Check each line of the entries below for the string "φλας" and state how many lines have it, with no other text.

>> START INPUT FOR THIS TASK

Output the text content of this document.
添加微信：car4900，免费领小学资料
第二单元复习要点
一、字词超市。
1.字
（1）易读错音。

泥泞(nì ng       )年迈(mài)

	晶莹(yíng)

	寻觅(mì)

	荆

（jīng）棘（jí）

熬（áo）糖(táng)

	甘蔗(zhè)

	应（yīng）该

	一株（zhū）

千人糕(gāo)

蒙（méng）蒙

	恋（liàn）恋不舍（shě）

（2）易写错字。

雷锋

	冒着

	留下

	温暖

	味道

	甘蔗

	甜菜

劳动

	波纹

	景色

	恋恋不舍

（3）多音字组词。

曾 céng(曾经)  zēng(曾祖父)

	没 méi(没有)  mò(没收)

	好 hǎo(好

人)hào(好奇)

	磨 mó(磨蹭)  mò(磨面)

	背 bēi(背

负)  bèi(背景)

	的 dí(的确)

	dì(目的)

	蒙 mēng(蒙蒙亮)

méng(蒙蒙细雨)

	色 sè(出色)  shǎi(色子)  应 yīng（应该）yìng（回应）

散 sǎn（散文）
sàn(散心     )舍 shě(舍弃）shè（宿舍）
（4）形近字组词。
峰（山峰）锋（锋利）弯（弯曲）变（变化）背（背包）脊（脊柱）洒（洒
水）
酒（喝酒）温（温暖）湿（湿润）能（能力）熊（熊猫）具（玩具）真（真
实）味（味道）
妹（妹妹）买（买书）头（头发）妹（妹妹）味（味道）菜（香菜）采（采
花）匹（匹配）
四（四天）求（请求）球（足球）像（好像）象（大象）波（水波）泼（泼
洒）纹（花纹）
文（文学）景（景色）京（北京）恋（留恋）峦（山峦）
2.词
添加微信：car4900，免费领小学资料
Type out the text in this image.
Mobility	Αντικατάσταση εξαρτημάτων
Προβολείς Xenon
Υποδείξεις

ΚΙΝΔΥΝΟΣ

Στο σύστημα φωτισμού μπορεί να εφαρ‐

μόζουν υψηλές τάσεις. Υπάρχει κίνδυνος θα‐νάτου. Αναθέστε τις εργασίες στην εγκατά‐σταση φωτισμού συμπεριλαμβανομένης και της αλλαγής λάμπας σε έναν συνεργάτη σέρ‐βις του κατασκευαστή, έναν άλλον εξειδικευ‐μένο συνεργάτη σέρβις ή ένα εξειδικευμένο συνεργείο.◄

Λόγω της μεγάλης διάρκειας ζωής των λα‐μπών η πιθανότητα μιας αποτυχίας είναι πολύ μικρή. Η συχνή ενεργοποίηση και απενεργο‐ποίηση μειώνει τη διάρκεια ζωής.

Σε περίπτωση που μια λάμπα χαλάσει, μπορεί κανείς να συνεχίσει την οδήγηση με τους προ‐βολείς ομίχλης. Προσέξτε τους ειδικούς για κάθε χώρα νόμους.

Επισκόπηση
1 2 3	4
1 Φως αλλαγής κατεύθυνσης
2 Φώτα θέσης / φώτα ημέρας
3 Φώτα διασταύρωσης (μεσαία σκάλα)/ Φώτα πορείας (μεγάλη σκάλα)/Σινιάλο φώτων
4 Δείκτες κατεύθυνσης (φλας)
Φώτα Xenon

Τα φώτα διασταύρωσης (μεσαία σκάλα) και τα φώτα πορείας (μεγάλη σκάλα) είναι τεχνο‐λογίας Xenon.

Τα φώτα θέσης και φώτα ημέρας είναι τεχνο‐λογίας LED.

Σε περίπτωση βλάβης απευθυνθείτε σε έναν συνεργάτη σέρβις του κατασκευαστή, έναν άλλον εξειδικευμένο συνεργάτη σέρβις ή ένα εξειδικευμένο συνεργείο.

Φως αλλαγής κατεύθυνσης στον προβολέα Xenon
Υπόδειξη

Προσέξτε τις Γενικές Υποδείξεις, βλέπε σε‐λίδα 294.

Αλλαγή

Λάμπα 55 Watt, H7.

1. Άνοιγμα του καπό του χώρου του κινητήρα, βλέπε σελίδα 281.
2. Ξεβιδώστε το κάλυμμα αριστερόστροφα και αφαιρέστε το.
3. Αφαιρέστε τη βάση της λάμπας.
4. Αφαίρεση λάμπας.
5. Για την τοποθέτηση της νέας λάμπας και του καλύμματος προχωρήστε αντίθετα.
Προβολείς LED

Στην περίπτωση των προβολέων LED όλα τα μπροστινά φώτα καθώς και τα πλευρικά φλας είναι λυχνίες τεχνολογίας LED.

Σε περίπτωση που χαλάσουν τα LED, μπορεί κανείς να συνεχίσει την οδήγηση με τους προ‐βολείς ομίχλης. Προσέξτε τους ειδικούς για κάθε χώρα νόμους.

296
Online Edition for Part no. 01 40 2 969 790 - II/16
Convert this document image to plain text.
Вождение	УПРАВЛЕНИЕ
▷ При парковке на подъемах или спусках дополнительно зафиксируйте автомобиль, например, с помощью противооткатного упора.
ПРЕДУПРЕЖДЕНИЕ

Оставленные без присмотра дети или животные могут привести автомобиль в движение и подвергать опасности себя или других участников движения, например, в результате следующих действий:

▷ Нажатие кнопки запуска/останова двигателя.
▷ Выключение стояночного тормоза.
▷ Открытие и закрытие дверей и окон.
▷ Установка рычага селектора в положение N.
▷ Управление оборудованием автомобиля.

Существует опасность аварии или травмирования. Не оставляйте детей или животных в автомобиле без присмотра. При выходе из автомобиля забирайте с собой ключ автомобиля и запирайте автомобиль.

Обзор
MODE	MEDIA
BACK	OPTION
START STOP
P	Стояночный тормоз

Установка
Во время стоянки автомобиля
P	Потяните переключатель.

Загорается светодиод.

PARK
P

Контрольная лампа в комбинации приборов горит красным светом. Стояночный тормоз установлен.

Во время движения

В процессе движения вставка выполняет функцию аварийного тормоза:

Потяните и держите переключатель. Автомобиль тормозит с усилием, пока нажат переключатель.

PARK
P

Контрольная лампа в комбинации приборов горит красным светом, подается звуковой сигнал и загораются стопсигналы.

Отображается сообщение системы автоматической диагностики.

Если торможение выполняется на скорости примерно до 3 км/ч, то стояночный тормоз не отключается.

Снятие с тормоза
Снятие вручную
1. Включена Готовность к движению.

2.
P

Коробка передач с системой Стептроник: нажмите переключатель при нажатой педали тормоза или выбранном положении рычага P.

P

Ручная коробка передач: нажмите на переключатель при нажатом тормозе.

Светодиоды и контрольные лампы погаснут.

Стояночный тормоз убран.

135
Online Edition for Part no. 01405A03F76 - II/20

>> END INPUT FOR THIS TASK

▸ FINAL RESULT
2